(Extracted records)
==============================

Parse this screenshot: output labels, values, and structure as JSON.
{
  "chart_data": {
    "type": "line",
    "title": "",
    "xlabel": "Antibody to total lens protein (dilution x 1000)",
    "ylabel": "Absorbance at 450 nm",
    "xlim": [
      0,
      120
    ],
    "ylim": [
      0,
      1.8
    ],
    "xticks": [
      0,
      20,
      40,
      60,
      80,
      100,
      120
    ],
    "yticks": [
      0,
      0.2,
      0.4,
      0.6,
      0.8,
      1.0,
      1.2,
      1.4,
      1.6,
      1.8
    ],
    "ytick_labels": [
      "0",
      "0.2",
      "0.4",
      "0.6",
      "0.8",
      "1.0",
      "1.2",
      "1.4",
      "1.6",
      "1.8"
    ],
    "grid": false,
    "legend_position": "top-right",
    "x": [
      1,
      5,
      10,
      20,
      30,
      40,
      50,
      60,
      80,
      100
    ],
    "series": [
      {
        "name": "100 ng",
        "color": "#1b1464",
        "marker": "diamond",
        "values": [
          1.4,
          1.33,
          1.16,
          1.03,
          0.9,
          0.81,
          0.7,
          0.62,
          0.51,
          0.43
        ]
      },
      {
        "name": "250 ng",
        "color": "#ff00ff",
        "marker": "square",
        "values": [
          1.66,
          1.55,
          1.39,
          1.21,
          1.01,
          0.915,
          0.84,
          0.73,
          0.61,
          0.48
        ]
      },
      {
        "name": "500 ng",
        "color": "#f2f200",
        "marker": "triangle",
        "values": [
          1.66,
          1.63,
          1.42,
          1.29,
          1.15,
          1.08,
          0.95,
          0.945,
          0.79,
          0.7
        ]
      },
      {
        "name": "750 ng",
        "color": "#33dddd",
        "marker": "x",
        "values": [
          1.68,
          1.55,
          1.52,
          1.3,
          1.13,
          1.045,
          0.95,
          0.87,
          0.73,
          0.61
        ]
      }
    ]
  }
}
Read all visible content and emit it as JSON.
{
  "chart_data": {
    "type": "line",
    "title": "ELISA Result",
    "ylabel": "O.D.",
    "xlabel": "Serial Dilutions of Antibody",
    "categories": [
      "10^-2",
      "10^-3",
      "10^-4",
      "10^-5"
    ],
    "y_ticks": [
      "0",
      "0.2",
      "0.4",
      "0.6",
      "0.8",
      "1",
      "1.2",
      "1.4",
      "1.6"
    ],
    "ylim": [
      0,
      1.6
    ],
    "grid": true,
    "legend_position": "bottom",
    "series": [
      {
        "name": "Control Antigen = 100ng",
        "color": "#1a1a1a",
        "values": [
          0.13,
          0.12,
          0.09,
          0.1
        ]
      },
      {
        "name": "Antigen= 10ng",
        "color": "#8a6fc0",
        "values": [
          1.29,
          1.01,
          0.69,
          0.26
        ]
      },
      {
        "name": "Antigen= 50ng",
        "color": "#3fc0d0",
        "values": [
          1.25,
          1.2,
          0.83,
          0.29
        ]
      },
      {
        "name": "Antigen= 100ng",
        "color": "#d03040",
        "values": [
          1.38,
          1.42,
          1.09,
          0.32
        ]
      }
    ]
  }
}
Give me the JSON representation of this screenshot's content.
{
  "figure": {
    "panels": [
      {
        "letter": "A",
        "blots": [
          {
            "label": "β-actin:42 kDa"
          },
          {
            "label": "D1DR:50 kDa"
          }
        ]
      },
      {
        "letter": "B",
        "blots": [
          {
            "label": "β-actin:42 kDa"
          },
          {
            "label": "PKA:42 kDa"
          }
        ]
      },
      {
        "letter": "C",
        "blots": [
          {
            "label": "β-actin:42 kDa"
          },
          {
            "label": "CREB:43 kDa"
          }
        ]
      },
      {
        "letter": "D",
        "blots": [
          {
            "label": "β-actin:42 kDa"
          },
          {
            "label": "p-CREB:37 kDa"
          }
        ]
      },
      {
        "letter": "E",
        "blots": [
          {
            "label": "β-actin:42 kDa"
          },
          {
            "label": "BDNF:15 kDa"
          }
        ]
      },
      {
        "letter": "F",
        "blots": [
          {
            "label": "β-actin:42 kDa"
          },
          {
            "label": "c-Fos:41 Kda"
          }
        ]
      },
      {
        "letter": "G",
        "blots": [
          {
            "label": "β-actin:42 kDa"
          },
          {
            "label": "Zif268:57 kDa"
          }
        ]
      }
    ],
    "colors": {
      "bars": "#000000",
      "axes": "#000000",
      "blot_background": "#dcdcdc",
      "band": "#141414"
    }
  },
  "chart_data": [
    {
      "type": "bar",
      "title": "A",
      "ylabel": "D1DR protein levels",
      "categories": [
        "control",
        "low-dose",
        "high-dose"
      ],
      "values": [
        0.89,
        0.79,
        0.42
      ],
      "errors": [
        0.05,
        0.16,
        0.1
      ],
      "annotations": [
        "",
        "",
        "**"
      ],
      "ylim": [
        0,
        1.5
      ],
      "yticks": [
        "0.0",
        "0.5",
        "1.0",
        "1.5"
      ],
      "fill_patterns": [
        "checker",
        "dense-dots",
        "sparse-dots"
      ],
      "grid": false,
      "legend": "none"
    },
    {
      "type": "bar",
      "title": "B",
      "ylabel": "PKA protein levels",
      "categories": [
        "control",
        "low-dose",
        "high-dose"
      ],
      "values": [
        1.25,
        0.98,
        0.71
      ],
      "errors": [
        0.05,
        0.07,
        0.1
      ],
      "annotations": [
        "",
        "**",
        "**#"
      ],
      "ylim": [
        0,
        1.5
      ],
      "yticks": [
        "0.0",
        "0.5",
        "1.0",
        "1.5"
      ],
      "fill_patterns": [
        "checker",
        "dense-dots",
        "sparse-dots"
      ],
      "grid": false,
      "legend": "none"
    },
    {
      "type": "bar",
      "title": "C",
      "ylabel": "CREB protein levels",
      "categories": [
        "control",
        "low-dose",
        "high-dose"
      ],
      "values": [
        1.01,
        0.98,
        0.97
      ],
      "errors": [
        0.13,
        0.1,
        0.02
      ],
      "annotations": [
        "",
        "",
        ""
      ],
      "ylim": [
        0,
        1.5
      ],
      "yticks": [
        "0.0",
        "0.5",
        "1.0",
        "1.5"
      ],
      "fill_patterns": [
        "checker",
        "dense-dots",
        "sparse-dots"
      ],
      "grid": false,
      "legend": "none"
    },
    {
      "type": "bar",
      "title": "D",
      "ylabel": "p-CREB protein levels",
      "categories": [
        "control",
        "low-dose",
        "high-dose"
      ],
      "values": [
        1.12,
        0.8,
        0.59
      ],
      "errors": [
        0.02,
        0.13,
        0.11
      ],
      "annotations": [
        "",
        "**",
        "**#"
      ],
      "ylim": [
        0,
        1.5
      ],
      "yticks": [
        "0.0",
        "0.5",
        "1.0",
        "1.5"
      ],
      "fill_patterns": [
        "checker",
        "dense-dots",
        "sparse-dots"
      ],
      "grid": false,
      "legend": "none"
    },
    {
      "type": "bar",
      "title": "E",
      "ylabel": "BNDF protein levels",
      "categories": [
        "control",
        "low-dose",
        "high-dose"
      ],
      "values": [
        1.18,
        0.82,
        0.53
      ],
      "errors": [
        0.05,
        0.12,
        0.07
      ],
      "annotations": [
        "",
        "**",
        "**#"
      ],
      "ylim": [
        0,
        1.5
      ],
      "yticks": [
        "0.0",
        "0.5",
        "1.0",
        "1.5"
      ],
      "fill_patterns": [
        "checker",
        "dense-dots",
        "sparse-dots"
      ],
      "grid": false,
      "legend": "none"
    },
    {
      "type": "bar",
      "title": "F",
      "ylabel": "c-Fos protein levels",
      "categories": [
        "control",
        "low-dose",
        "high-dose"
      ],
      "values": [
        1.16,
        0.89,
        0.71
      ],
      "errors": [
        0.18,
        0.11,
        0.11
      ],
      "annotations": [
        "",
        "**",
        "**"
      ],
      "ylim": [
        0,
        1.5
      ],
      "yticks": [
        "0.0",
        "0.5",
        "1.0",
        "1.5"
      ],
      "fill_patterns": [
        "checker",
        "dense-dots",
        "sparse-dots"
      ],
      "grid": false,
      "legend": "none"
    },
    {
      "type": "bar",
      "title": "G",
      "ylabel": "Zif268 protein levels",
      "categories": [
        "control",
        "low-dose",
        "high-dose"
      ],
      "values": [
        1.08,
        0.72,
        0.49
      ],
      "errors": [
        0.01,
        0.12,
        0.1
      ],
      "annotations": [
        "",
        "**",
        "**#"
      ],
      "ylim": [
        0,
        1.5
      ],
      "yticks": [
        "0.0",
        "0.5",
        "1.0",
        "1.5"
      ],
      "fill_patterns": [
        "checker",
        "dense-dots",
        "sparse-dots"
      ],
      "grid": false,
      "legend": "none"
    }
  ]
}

==============================

Required action >>
State how many lines of the data above contain the string "title", and give no other words.

Task response >>
9